-- GIVEN TASK --
Each entry below is to be given again word for word, with no pictures.

-- TASK DATA --
====

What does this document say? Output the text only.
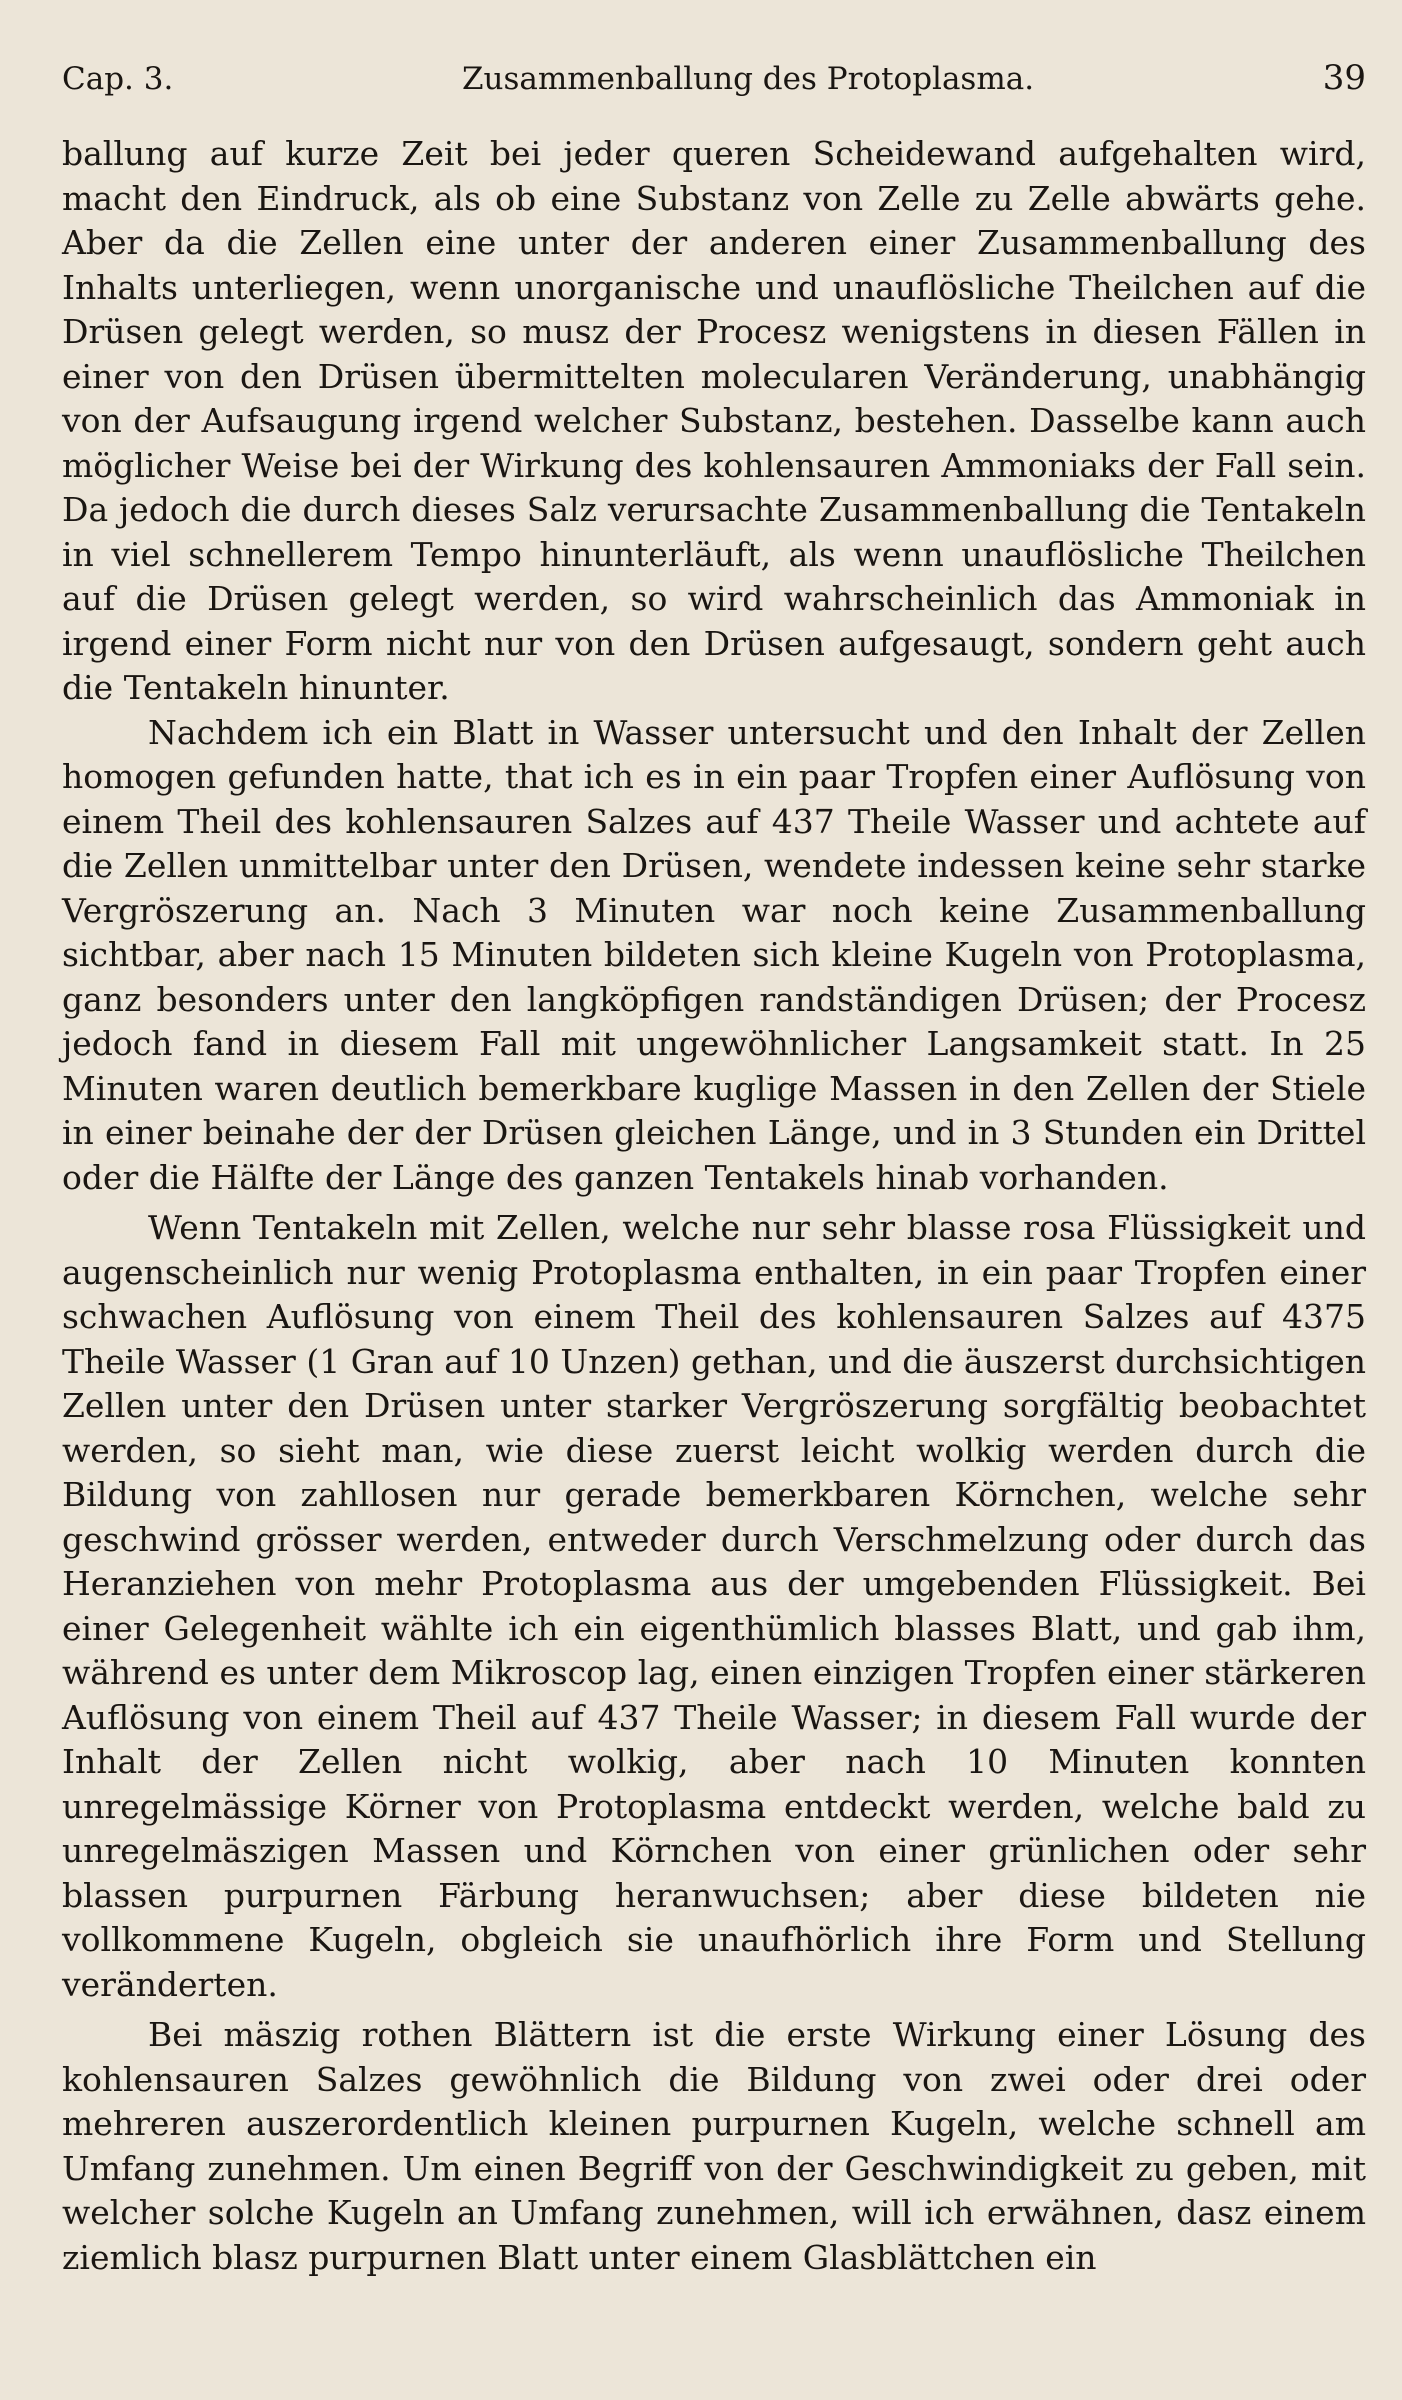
Cap. 3.	Zusammenballung des Protoplasma.	39

ballung auf kurze Zeit bei jeder queren Scheidewand aufgehalten wird, macht den Eindruck, als ob eine Substanz von Zelle zu Zelle abwärts gehe. Aber da die Zellen eine unter der anderen einer Zusammenballung des Inhalts unterliegen, wenn unorganische und unauflösliche Theilchen auf die Drüsen gelegt werden, so musz der Procesz wenigstens in diesen Fällen in einer von den Drüsen übermittelten molecularen Veränderung, unabhängig von der Aufsaugung irgend welcher Substanz, bestehen. Dasselbe kann auch möglicher Weise bei der Wirkung des kohlensauren Ammoniaks der Fall sein. Da jedoch die durch dieses Salz verursachte Zusammenballung die Tentakeln in viel schnellerem Tempo hinunterläuft, als wenn unauflösliche Theilchen auf die Drüsen gelegt werden, so wird wahrscheinlich das Ammoniak in irgend einer Form nicht nur von den Drüsen aufgesaugt, sondern geht auch die Tentakeln hinunter.

Nachdem ich ein Blatt in Wasser untersucht und den Inhalt der Zellen homogen gefunden hatte, that ich es in ein paar Tropfen einer Auflösung von einem Theil des kohlensauren Salzes auf 437 Theile Wasser und achtete auf die Zellen unmittelbar unter den Drüsen, wendete indessen keine sehr starke Vergröszerung an. Nach 3 Minuten war noch keine Zusammenballung sichtbar, aber nach 15 Minuten bildeten sich kleine Kugeln von Protoplasma, ganz besonders unter den langköpfigen randständigen Drüsen; der Procesz jedoch fand in diesem Fall mit ungewöhnlicher Langsamkeit statt. In 25 Minuten waren deutlich bemerkbare kuglige Massen in den Zellen der Stiele in einer beinahe der der Drüsen gleichen Länge, und in 3 Stunden ein Drittel oder die Hälfte der Länge des ganzen Tentakels hinab vorhanden.

Wenn Tentakeln mit Zellen, welche nur sehr blasse rosa Flüssigkeit und augenscheinlich nur wenig Protoplasma enthalten, in ein paar Tropfen einer schwachen Auflösung von einem Theil des kohlensauren Salzes auf 4375 Theile Wasser (1 Gran auf 10 Unzen) gethan, und die äuszerst durchsichtigen Zellen unter den Drüsen unter starker Vergröszerung sorgfältig beobachtet werden, so sieht man, wie diese zuerst leicht wolkig werden durch die Bildung von zahllosen nur gerade bemerkbaren Körnchen, welche sehr geschwind grösser werden, entweder durch Verschmelzung oder durch das Heranziehen von mehr Protoplasma aus der umgebenden Flüssigkeit. Bei einer Gelegenheit wählte ich ein eigenthümlich blasses Blatt, und gab ihm, während es unter dem Mikroscop lag, einen einzigen Tropfen einer stärkeren Auflösung von einem Theil auf 437 Theile Wasser; in diesem Fall wurde der Inhalt der Zellen nicht wolkig, aber nach 10 Minuten konnten unregelmässige Körner von Protoplasma entdeckt werden, welche bald zu unregelmäszigen Massen und Körnchen von einer grünlichen oder sehr blassen purpurnen Färbung heranwuchsen; aber diese bildeten nie vollkommene Kugeln, obgleich sie unaufhörlich ihre Form und Stellung veränderten.

Bei mäszig rothen Blättern ist die erste Wirkung einer Lösung des kohlensauren Salzes gewöhnlich die Bildung von zwei oder drei oder mehreren auszerordentlich kleinen purpurnen Kugeln, welche schnell am Umfang zunehmen. Um einen Begriff von der Geschwindigkeit zu geben, mit welcher solche Kugeln an Umfang zunehmen, will ich erwähnen, dasz einem ziemlich blasz purpurnen Blatt unter einem Glasblättchen ein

====

-- FINAL ANSWER --
What does this document say? Output the text only.
Cap. 3.	Zusammenballung des Protoplasma.	39

ballung auf kurze Zeit bei jeder queren Scheidewand aufgehalten wird, macht den Eindruck, als ob eine Substanz von Zelle zu Zelle abwärts gehe. Aber da die Zellen eine unter der anderen einer Zusammenballung des Inhalts unterliegen, wenn unorganische und unauflösliche Theilchen auf die Drüsen gelegt werden, so musz der Procesz wenigstens in diesen Fällen in einer von den Drüsen übermittelten molecularen Veränderung, unabhängig von der Aufsaugung irgend welcher Substanz, bestehen. Dasselbe kann auch möglicher Weise bei der Wirkung des kohlensauren Ammoniaks der Fall sein. Da jedoch die durch dieses Salz verursachte Zusammenballung die Tentakeln in viel schnellerem Tempo hinunterläuft, als wenn unauflösliche Theilchen auf die Drüsen gelegt werden, so wird wahrscheinlich das Ammoniak in irgend einer Form nicht nur von den Drüsen aufgesaugt, sondern geht auch die Tentakeln hinunter.

Nachdem ich ein Blatt in Wasser untersucht und den Inhalt der Zellen homogen gefunden hatte, that ich es in ein paar Tropfen einer Auflösung von einem Theil des kohlensauren Salzes auf 437 Theile Wasser und achtete auf die Zellen unmittelbar unter den Drüsen, wendete indessen keine sehr starke Vergröszerung an. Nach 3 Minuten war noch keine Zusammenballung sichtbar, aber nach 15 Minuten bildeten sich kleine Kugeln von Protoplasma, ganz besonders unter den langköpfigen randständigen Drüsen; der Procesz jedoch fand in diesem Fall mit ungewöhnlicher Langsamkeit statt. In 25 Minuten waren deutlich bemerkbare kuglige Massen in den Zellen der Stiele in einer beinahe der der Drüsen gleichen Länge, und in 3 Stunden ein Drittel oder die Hälfte der Länge des ganzen Tentakels hinab vorhanden.

Wenn Tentakeln mit Zellen, welche nur sehr blasse rosa Flüssigkeit und augenscheinlich nur wenig Protoplasma enthalten, in ein paar Tropfen einer schwachen Auflösung von einem Theil des kohlensauren Salzes auf 4375 Theile Wasser (1 Gran auf 10 Unzen) gethan, und die äuszerst durchsichtigen Zellen unter den Drüsen unter starker Vergröszerung sorgfältig beobachtet werden, so sieht man, wie diese zuerst leicht wolkig werden durch die Bildung von zahllosen nur gerade bemerkbaren Körnchen, welche sehr geschwind grösser werden, entweder durch Verschmelzung oder durch das Heranziehen von mehr Protoplasma aus der umgebenden Flüssigkeit. Bei einer Gelegenheit wählte ich ein eigenthümlich blasses Blatt, und gab ihm, während es unter dem Mikroscop lag, einen einzigen Tropfen einer stärkeren Auflösung von einem Theil auf 437 Theile Wasser; in diesem Fall wurde der Inhalt der Zellen nicht wolkig, aber nach 10 Minuten konnten unregelmässige Körner von Protoplasma entdeckt werden, welche bald zu unregelmäszigen Massen und Körnchen von einer grünlichen oder sehr blassen purpurnen Färbung heranwuchsen; aber diese bildeten nie vollkommene Kugeln, obgleich sie unaufhörlich ihre Form und Stellung veränderten.

Bei mäszig rothen Blättern ist die erste Wirkung einer Lösung des kohlensauren Salzes gewöhnlich die Bildung von zwei oder drei oder mehreren auszerordentlich kleinen purpurnen Kugeln, welche schnell am Umfang zunehmen. Um einen Begriff von der Geschwindigkeit zu geben, mit welcher solche Kugeln an Umfang zunehmen, will ich erwähnen, dasz einem ziemlich blasz purpurnen Blatt unter einem Glasblättchen ein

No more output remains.